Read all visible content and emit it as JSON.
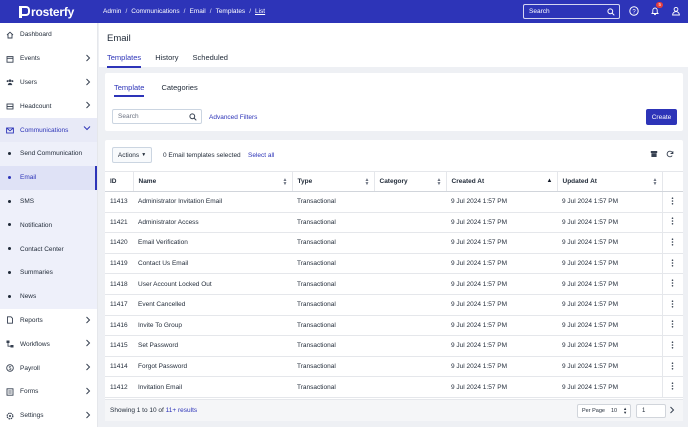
{
  "app": {
    "logo_text": "rosterfy"
  },
  "breadcrumb": [
    "Admin",
    "Communications",
    "Email",
    "Templates",
    "List"
  ],
  "topbar": {
    "search_placeholder": "Search",
    "notification_count": "5"
  },
  "sidebar": {
    "items": [
      {
        "label": "Dashboard",
        "icon": "home-icon"
      },
      {
        "label": "Events",
        "icon": "calendar-icon",
        "chevron": true
      },
      {
        "label": "Users",
        "icon": "users-icon",
        "chevron": true
      },
      {
        "label": "Headcount",
        "icon": "clipboard-icon",
        "chevron": true
      },
      {
        "label": "Communications",
        "icon": "envelope-icon",
        "open": true
      }
    ],
    "sub_items": [
      "Send Communication",
      "Email",
      "SMS",
      "Notification",
      "Contact Center",
      "Summaries",
      "News"
    ],
    "active_sub": "Email",
    "bottom_items": [
      {
        "label": "Reports",
        "icon": "document-icon"
      },
      {
        "label": "Workflows",
        "icon": "workflow-icon"
      },
      {
        "label": "Payroll",
        "icon": "dollar-icon"
      },
      {
        "label": "Forms",
        "icon": "form-icon"
      },
      {
        "label": "Settings",
        "icon": "gear-icon"
      }
    ]
  },
  "page": {
    "title": "Email",
    "tabs": [
      "Templates",
      "History",
      "Scheduled"
    ],
    "active_tab": "Templates"
  },
  "filters": {
    "subtabs": [
      "Template",
      "Categories"
    ],
    "search_placeholder": "Search",
    "advanced_filters": "Advanced Filters",
    "create_label": "Create"
  },
  "toolbar": {
    "actions_label": "Actions",
    "selected_text": "0 Email templates selected",
    "select_all": "Select all"
  },
  "table": {
    "columns": [
      "ID",
      "Name",
      "Type",
      "Category",
      "Created At",
      "Updated At"
    ],
    "rows": [
      [
        "11413",
        "Administrator Invitation Email",
        "Transactional",
        "",
        "9 Jul 2024 1:57 PM",
        "9 Jul 2024 1:57 PM"
      ],
      [
        "11421",
        "Administrator Access",
        "Transactional",
        "",
        "9 Jul 2024 1:57 PM",
        "9 Jul 2024 1:57 PM"
      ],
      [
        "11420",
        "Email Verification",
        "Transactional",
        "",
        "9 Jul 2024 1:57 PM",
        "9 Jul 2024 1:57 PM"
      ],
      [
        "11419",
        "Contact Us Email",
        "Transactional",
        "",
        "9 Jul 2024 1:57 PM",
        "9 Jul 2024 1:57 PM"
      ],
      [
        "11418",
        "User Account Locked Out",
        "Transactional",
        "",
        "9 Jul 2024 1:57 PM",
        "9 Jul 2024 1:57 PM"
      ],
      [
        "11417",
        "Event Cancelled",
        "Transactional",
        "",
        "9 Jul 2024 1:57 PM",
        "9 Jul 2024 1:57 PM"
      ],
      [
        "11416",
        "Invite To Group",
        "Transactional",
        "",
        "9 Jul 2024 1:57 PM",
        "9 Jul 2024 1:57 PM"
      ],
      [
        "11415",
        "Set Password",
        "Transactional",
        "",
        "9 Jul 2024 1:57 PM",
        "9 Jul 2024 1:57 PM"
      ],
      [
        "11414",
        "Forgot Password",
        "Transactional",
        "",
        "9 Jul 2024 1:57 PM",
        "9 Jul 2024 1:57 PM"
      ],
      [
        "11412",
        "Invitation Email",
        "Transactional",
        "",
        "9 Jul 2024 1:57 PM",
        "9 Jul 2024 1:57 PM"
      ]
    ]
  },
  "footer": {
    "showing_prefix": "Showing 1 to 10 of ",
    "results_link": "11+ results",
    "per_page_label": "Per Page",
    "per_page_value": "10",
    "page_value": "1"
  },
  "colors": {
    "brand": "#2d34b8"
  }
}
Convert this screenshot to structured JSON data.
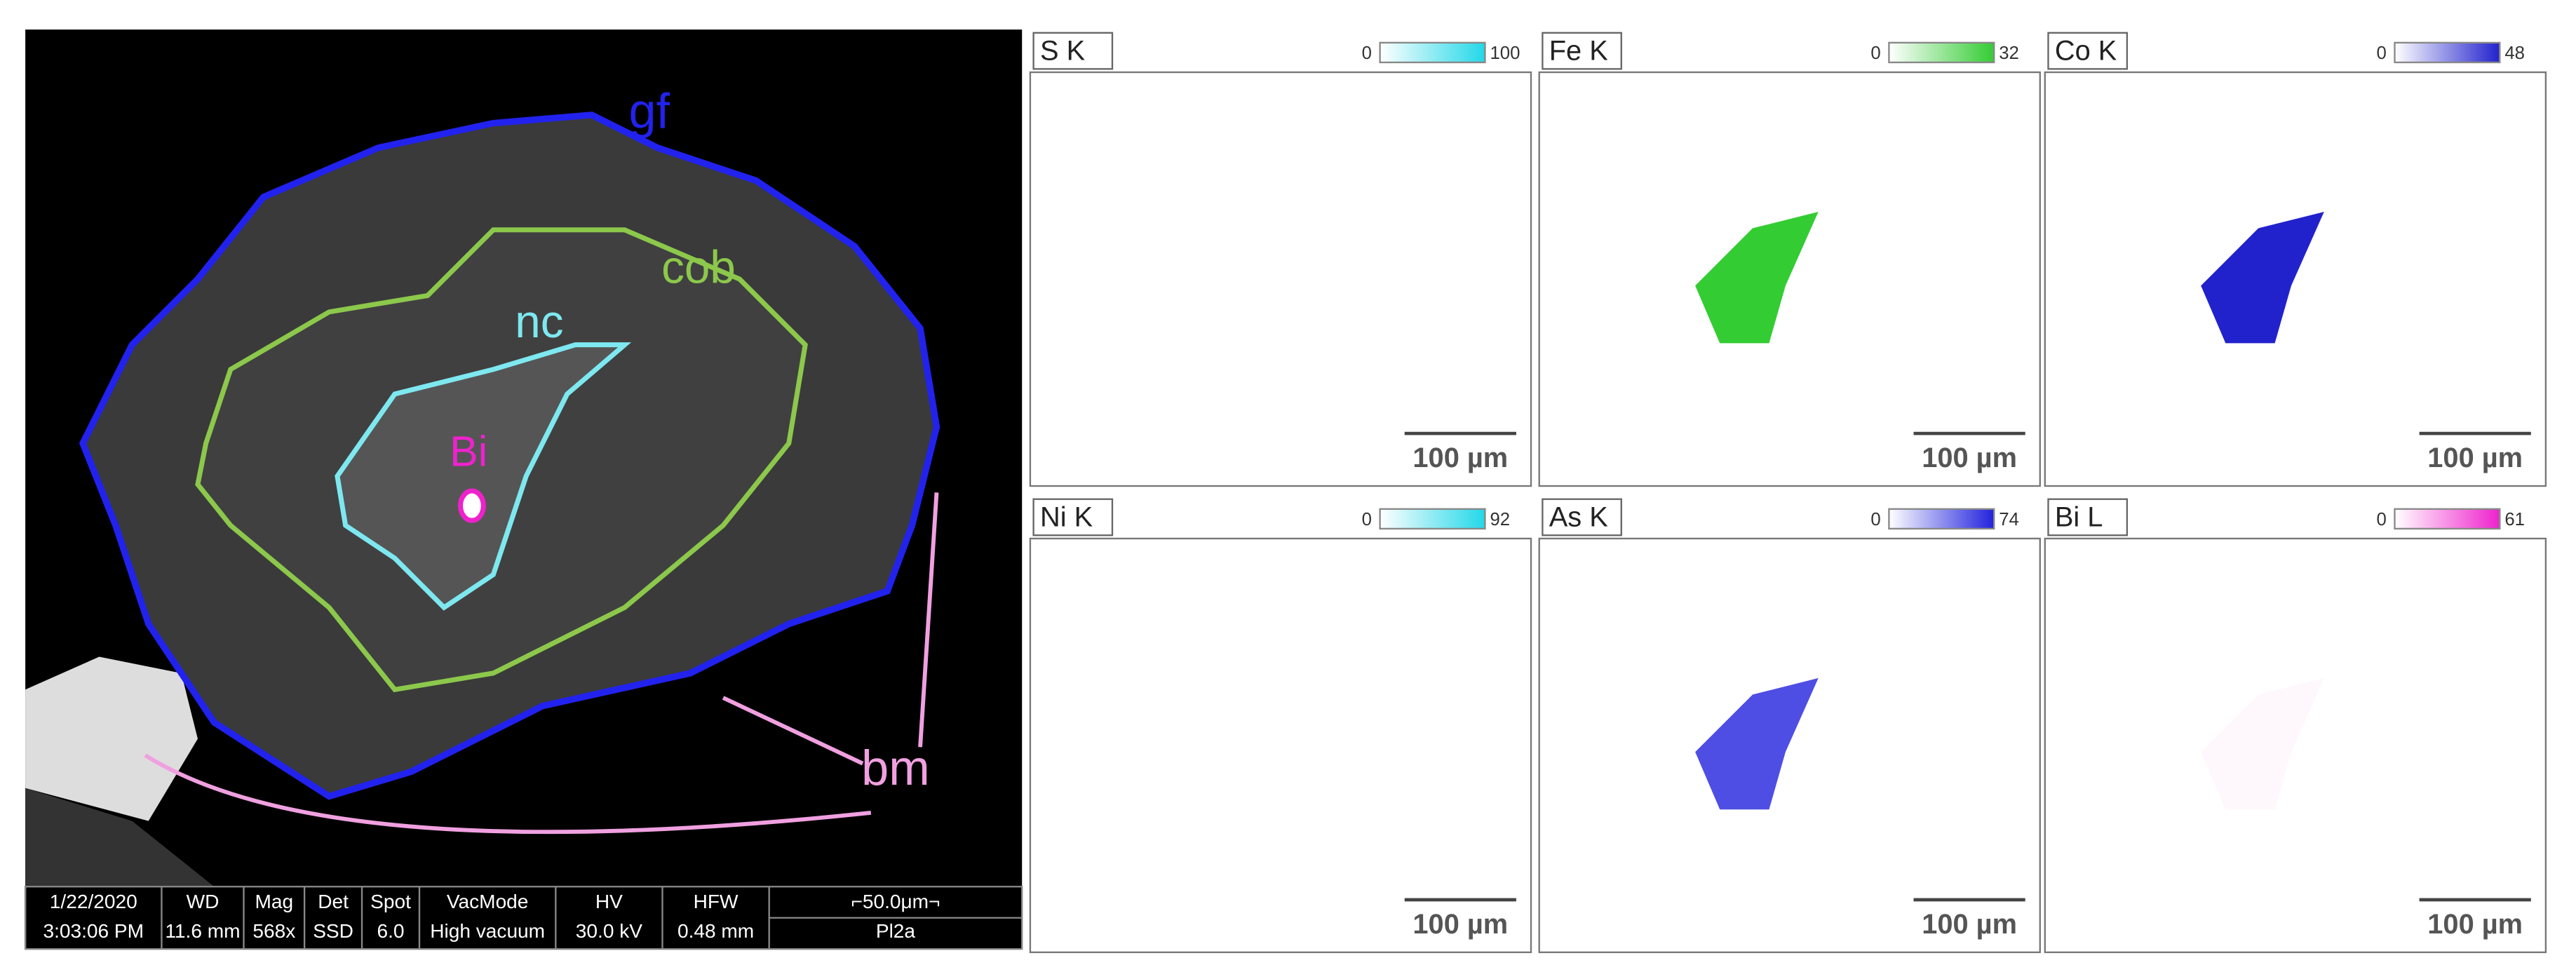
{
  "sem_image": {
    "labels": {
      "gf": "gf",
      "cob": "cob",
      "nc": "nc",
      "bi": "Bi",
      "bm": "bm"
    },
    "info_bar": {
      "headers": [
        "1/22/2020",
        "WD",
        "Mag",
        "Det",
        "Spot",
        "VacMode",
        "HV",
        "HFW",
        "⌐50.0μm¬"
      ],
      "values": [
        "3:03:06 PM",
        "11.6 mm",
        "568x",
        "SSD",
        "6.0",
        "High vacuum",
        "30.0 kV",
        "0.48 mm",
        "Pl2a"
      ]
    }
  },
  "maps": [
    {
      "element": "S K",
      "min": 0,
      "max": 100,
      "scale_bar": "100 µm",
      "color": "#22d8e8"
    },
    {
      "element": "Fe K",
      "min": 0,
      "max": 32,
      "scale_bar": "100 µm",
      "color": "#33cc33"
    },
    {
      "element": "Co K",
      "min": 0,
      "max": 48,
      "scale_bar": "100 µm",
      "color": "#2222cc"
    },
    {
      "element": "Ni K",
      "min": 0,
      "max": 92,
      "scale_bar": "100 µm",
      "color": "#22d8e8"
    },
    {
      "element": "As K",
      "min": 0,
      "max": 74,
      "scale_bar": "100 µm",
      "color": "#2222dd"
    },
    {
      "element": "Bi L",
      "min": 0,
      "max": 61,
      "scale_bar": "100 µm",
      "color": "#ee22cc"
    }
  ]
}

*****

▸ **Problem details**: Every entry must be transcribed exactly. Pictures do not belong in the copy.

▸ **Task answer**:
Read all visible content and emit it as JSON.
{
  "app": {
    "logo_text": "rosterfy"
  },
  "breadcrumb": [
    "Admin",
    "Communications",
    "Email",
    "Templates",
    "List"
  ],
  "topbar": {
    "search_placeholder": "Search",
    "notification_count": "5"
  },
  "sidebar": {
    "items": [
      {
        "label": "Dashboard",
        "icon": "home-icon"
      },
      {
        "label": "Events",
        "icon": "calendar-icon",
        "chevron": true
      },
      {
        "label": "Users",
        "icon": "users-icon",
        "chevron": true
      },
      {
        "label": "Headcount",
        "icon": "clipboard-icon",
        "chevron": true
      },
      {
        "label": "Communications",
        "icon": "envelope-icon",
        "open": true
      }
    ],
    "sub_items": [
      "Send Communication",
      "Email",
      "SMS",
      "Notification",
      "Contact Center",
      "Summaries",
      "News"
    ],
    "active_sub": "Email",
    "bottom_items": [
      {
        "label": "Reports",
        "icon": "document-icon"
      },
      {
        "label": "Workflows",
        "icon": "workflow-icon"
      },
      {
        "label": "Payroll",
        "icon": "dollar-icon"
      },
      {
        "label": "Forms",
        "icon": "form-icon"
      },
      {
        "label": "Settings",
        "icon": "gear-icon"
      }
    ]
  },
  "page": {
    "title": "Email",
    "tabs": [
      "Templates",
      "History",
      "Scheduled"
    ],
    "active_tab": "Templates"
  },
  "filters": {
    "subtabs": [
      "Template",
      "Categories"
    ],
    "search_placeholder": "Search",
    "advanced_filters": "Advanced Filters",
    "create_label": "Create"
  },
  "toolbar": {
    "actions_label": "Actions",
    "selected_text": "0 Email templates selected",
    "select_all": "Select all"
  },
  "table": {
    "columns": [
      "ID",
      "Name",
      "Type",
      "Category",
      "Created At",
      "Updated At"
    ],
    "rows": [
      [
        "11413",
        "Administrator Invitation Email",
        "Transactional",
        "",
        "9 Jul 2024 1:57 PM",
        "9 Jul 2024 1:57 PM"
      ],
      [
        "11421",
        "Administrator Access",
        "Transactional",
        "",
        "9 Jul 2024 1:57 PM",
        "9 Jul 2024 1:57 PM"
      ],
      [
        "11420",
        "Email Verification",
        "Transactional",
        "",
        "9 Jul 2024 1:57 PM",
        "9 Jul 2024 1:57 PM"
      ],
      [
        "11419",
        "Contact Us Email",
        "Transactional",
        "",
        "9 Jul 2024 1:57 PM",
        "9 Jul 2024 1:57 PM"
      ],
      [
        "11418",
        "User Account Locked Out",
        "Transactional",
        "",
        "9 Jul 2024 1:57 PM",
        "9 Jul 2024 1:57 PM"
      ],
      [
        "11417",
        "Event Cancelled",
        "Transactional",
        "",
        "9 Jul 2024 1:57 PM",
        "9 Jul 2024 1:57 PM"
      ],
      [
        "11416",
        "Invite To Group",
        "Transactional",
        "",
        "9 Jul 2024 1:57 PM",
        "9 Jul 2024 1:57 PM"
      ],
      [
        "11415",
        "Set Password",
        "Transactional",
        "",
        "9 Jul 2024 1:57 PM",
        "9 Jul 2024 1:57 PM"
      ],
      [
        "11414",
        "Forgot Password",
        "Transactional",
        "",
        "9 Jul 2024 1:57 PM",
        "9 Jul 2024 1:57 PM"
      ],
      [
        "11412",
        "Invitation Email",
        "Transactional",
        "",
        "9 Jul 2024 1:57 PM",
        "9 Jul 2024 1:57 PM"
      ]
    ]
  },
  "footer": {
    "showing_prefix": "Showing 1 to 10 of ",
    "results_link": "11+ results",
    "per_page_label": "Per Page",
    "per_page_value": "10",
    "page_value": "1"
  },
  "colors": {
    "brand": "#2d34b8"
  }
}
Convert this screenshot to structured JSON data.
{
  "sem_image": {
    "labels": {
      "gf": "gf",
      "cob": "cob",
      "nc": "nc",
      "bi": "Bi",
      "bm": "bm"
    },
    "info_bar": {
      "headers": [
        "1/22/2020",
        "WD",
        "Mag",
        "Det",
        "Spot",
        "VacMode",
        "HV",
        "HFW",
        "⌐50.0μm¬"
      ],
      "values": [
        "3:03:06 PM",
        "11.6 mm",
        "568x",
        "SSD",
        "6.0",
        "High vacuum",
        "30.0 kV",
        "0.48 mm",
        "Pl2a"
      ]
    }
  },
  "maps": [
    {
      "element": "S K",
      "min": 0,
      "max": 100,
      "scale_bar": "100 µm",
      "color": "#22d8e8"
    },
    {
      "element": "Fe K",
      "min": 0,
      "max": 32,
      "scale_bar": "100 µm",
      "color": "#33cc33"
    },
    {
      "element": "Co K",
      "min": 0,
      "max": 48,
      "scale_bar": "100 µm",
      "color": "#2222cc"
    },
    {
      "element": "Ni K",
      "min": 0,
      "max": 92,
      "scale_bar": "100 µm",
      "color": "#22d8e8"
    },
    {
      "element": "As K",
      "min": 0,
      "max": 74,
      "scale_bar": "100 µm",
      "color": "#2222dd"
    },
    {
      "element": "Bi L",
      "min": 0,
      "max": 61,
      "scale_bar": "100 µm",
      "color": "#ee22cc"
    }
  ]
}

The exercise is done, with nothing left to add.